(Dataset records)
▬▬▬
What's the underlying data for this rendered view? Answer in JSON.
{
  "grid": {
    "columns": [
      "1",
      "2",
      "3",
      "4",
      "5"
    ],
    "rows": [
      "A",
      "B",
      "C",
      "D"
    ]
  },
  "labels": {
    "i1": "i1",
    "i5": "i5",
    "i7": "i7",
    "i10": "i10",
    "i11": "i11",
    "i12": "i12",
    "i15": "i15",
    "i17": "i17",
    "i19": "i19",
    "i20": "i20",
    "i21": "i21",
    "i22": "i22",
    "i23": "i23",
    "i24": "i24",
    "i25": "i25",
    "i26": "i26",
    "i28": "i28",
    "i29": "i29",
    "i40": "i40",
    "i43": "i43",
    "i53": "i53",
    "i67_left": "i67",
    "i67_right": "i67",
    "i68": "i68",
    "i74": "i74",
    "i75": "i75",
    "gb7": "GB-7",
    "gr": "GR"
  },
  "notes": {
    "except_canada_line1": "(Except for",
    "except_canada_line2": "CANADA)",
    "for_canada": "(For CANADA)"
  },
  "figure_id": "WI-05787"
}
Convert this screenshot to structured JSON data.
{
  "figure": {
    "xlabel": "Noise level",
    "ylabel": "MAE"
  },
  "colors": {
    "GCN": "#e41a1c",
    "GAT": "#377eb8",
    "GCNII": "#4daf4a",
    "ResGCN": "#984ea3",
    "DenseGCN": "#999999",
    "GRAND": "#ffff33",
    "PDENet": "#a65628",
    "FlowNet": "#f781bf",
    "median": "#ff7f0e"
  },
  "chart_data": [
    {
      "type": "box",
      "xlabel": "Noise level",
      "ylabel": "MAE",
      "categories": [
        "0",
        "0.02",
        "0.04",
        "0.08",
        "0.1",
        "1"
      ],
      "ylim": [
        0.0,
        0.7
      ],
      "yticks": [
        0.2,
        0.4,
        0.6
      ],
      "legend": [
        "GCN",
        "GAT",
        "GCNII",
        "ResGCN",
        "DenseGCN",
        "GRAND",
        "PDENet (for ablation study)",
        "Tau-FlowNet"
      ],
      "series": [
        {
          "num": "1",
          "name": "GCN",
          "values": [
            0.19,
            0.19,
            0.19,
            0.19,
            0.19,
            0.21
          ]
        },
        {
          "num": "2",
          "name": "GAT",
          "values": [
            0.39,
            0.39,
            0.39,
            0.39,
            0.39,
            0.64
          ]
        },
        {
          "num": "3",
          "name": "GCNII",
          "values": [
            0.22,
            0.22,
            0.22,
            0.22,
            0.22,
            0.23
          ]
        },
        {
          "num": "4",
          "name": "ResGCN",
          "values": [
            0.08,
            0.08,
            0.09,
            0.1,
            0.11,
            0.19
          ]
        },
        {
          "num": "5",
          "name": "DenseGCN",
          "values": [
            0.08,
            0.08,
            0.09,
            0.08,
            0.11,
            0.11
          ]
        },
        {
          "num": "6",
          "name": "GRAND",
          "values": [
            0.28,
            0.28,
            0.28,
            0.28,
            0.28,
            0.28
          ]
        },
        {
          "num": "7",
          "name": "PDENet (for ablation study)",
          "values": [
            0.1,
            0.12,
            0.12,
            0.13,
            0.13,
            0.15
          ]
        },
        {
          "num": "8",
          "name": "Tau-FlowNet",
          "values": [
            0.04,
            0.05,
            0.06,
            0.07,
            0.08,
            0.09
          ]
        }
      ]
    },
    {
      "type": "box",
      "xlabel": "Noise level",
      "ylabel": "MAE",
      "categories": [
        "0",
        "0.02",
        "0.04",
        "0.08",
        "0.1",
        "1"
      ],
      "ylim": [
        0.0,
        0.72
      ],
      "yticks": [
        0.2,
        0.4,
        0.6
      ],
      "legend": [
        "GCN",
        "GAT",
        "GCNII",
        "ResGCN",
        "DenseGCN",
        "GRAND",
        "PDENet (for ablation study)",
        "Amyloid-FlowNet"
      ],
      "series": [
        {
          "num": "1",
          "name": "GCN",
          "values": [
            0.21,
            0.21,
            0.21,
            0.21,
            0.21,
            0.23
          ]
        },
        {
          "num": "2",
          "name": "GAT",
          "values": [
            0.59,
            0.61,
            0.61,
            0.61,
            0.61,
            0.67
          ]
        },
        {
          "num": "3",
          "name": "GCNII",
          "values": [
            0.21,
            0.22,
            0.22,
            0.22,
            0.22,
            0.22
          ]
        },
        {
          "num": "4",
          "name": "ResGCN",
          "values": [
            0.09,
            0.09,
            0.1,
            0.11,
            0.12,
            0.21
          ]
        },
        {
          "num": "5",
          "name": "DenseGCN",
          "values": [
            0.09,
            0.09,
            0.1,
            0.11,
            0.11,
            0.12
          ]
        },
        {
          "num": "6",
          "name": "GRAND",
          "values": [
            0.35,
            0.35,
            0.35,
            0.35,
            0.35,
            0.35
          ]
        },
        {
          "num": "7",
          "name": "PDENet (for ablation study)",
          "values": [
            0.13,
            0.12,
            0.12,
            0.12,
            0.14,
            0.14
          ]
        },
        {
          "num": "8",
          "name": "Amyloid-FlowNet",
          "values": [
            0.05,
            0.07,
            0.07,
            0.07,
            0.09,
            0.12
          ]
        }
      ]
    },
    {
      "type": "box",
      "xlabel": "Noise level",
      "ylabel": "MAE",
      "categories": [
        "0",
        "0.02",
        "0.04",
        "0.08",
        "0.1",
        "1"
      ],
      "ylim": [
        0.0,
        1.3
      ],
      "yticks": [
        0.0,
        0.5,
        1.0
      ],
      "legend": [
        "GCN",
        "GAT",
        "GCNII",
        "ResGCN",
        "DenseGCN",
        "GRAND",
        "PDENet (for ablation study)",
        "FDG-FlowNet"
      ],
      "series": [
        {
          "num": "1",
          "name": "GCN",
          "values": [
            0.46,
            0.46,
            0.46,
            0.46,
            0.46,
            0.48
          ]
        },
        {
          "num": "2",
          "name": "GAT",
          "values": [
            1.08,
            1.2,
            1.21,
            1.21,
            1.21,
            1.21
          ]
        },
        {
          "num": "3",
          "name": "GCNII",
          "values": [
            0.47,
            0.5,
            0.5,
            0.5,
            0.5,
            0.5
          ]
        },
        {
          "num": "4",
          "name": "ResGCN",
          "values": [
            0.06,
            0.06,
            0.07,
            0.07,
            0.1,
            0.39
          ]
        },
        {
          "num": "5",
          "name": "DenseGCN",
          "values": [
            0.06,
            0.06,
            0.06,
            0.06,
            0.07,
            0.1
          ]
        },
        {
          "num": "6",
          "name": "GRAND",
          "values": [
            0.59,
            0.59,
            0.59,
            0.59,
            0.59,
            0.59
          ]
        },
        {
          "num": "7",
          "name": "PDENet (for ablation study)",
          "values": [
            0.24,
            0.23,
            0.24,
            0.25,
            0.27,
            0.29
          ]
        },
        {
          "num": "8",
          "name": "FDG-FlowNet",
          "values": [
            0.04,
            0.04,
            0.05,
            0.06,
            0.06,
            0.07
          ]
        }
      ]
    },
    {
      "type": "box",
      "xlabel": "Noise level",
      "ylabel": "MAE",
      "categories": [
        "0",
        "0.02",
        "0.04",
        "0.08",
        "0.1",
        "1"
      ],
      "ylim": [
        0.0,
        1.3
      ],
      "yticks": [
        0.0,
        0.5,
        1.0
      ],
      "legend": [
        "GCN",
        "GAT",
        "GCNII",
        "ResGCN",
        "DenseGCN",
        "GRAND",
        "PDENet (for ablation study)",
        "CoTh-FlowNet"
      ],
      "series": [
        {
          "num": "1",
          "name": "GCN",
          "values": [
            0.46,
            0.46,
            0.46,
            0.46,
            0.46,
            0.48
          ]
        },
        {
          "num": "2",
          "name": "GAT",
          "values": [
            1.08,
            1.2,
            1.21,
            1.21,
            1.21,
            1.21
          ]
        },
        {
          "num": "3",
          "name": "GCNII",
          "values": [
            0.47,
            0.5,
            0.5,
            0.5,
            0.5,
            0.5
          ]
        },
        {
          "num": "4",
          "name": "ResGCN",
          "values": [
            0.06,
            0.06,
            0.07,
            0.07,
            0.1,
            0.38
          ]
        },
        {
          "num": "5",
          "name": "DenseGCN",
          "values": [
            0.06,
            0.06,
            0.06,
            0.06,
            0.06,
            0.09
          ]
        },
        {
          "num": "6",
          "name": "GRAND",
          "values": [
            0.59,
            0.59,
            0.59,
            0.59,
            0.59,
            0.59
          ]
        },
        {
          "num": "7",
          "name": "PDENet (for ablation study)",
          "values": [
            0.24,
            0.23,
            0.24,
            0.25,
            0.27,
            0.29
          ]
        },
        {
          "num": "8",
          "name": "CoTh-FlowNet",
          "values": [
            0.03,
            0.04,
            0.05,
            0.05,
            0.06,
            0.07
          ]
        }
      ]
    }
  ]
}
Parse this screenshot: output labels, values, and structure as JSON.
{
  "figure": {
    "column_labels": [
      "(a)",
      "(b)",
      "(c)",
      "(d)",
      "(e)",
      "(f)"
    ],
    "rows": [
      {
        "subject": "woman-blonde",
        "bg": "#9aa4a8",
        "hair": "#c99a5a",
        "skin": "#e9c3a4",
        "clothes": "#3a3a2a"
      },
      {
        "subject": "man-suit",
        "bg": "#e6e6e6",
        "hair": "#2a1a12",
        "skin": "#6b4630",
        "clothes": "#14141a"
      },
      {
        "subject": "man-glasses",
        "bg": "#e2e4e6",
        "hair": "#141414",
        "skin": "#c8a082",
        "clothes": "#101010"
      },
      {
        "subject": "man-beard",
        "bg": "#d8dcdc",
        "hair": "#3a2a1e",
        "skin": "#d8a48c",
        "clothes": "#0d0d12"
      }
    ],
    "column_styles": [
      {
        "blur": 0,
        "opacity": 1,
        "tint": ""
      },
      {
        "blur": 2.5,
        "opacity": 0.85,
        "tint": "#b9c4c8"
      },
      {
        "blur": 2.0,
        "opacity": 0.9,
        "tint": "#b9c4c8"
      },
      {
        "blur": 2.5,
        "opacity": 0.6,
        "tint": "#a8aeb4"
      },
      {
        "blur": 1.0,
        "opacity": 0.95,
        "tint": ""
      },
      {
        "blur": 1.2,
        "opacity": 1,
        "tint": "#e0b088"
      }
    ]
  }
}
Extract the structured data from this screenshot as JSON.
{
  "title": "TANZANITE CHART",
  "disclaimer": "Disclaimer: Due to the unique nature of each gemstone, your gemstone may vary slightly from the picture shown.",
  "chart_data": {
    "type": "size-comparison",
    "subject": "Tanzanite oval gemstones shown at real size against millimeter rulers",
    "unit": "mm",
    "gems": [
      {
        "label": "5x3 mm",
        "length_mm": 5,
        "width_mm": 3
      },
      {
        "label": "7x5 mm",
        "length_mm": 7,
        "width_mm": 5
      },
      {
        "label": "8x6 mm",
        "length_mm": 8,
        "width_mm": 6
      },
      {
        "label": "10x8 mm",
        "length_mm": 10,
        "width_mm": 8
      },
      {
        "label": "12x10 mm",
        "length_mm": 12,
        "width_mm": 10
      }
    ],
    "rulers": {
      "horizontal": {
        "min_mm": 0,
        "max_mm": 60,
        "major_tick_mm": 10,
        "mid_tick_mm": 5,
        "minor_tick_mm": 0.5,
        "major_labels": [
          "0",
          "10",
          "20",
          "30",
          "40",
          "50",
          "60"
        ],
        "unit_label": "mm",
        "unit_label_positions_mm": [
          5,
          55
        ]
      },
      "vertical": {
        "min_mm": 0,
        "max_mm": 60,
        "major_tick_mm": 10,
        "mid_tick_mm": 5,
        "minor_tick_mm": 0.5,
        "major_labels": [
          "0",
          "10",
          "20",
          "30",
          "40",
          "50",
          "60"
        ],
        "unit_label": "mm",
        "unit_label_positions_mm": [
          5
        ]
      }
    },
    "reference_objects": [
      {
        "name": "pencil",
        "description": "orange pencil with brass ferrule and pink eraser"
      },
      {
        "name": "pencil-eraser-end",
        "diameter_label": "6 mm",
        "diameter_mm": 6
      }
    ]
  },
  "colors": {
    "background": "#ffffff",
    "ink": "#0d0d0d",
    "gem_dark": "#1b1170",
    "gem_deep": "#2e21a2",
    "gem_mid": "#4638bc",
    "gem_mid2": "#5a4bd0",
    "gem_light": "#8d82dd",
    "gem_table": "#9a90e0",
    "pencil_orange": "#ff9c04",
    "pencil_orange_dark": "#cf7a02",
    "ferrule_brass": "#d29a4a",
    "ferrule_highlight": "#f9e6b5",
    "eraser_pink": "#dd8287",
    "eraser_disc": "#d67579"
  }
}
▬▬▬
Problem description = The string "shown" may appear in lines of the listing above; tally those lines and give the number only.

Completed task = 2